_The problem_: Print exactly the lines from the one containing "What data populates" through the last line of the listing, both included.
────────────────────────────────────────
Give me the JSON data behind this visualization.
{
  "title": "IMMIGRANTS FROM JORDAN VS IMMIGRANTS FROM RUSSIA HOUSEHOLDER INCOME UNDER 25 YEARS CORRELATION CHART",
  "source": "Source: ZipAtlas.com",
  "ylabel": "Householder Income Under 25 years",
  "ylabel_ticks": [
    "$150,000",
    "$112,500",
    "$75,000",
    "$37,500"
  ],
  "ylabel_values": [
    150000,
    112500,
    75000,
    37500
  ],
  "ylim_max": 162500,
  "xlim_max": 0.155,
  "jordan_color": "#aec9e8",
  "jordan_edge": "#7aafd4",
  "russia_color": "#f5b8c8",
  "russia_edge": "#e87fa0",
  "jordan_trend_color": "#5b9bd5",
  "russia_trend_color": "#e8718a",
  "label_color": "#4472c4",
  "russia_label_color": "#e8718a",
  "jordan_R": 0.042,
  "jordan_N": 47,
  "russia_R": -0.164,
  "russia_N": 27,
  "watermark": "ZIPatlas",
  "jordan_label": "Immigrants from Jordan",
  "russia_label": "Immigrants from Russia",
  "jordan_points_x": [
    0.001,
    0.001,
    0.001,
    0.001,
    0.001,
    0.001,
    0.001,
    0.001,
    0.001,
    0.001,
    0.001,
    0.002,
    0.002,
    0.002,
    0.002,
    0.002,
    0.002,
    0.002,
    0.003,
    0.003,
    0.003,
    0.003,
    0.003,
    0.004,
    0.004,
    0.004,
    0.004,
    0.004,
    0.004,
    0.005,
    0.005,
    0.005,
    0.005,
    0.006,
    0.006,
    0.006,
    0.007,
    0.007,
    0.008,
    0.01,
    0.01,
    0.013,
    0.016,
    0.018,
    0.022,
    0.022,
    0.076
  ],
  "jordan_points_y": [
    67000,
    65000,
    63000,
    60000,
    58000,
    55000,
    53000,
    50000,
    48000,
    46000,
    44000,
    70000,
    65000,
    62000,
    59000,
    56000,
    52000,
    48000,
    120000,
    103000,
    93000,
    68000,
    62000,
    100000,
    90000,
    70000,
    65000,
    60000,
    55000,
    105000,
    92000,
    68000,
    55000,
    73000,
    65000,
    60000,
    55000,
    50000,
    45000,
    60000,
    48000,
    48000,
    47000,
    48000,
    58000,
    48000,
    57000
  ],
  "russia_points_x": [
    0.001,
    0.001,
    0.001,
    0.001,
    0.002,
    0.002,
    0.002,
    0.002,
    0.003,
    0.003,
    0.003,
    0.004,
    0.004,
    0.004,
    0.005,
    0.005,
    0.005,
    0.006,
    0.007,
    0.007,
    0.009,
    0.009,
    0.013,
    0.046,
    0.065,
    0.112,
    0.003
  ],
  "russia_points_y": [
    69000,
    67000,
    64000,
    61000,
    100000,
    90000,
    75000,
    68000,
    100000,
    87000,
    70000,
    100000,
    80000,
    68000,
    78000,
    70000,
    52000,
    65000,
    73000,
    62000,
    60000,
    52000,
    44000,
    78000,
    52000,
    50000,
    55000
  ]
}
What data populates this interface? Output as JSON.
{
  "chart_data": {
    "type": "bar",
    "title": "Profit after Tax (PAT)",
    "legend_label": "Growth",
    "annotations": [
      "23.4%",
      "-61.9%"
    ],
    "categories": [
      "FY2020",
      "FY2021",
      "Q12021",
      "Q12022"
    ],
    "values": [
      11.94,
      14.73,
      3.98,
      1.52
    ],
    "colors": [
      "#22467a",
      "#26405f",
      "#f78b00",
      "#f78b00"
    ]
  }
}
────────────────────────────────────────
_Worked answer_:
What data populates this interface? Output as JSON.
{
  "chart_data": {
    "type": "bar",
    "title": "Profit after Tax (PAT)",
    "legend_label": "Growth",
    "annotations": [
      "23.4%",
      "-61.9%"
    ],
    "categories": [
      "FY2020",
      "FY2021",
      "Q12021",
      "Q12022"
    ],
    "values": [
      11.94,
      14.73,
      3.98,
      1.52
    ],
    "colors": [
      "#22467a",
      "#26405f",
      "#f78b00",
      "#f78b00"
    ]
  }
}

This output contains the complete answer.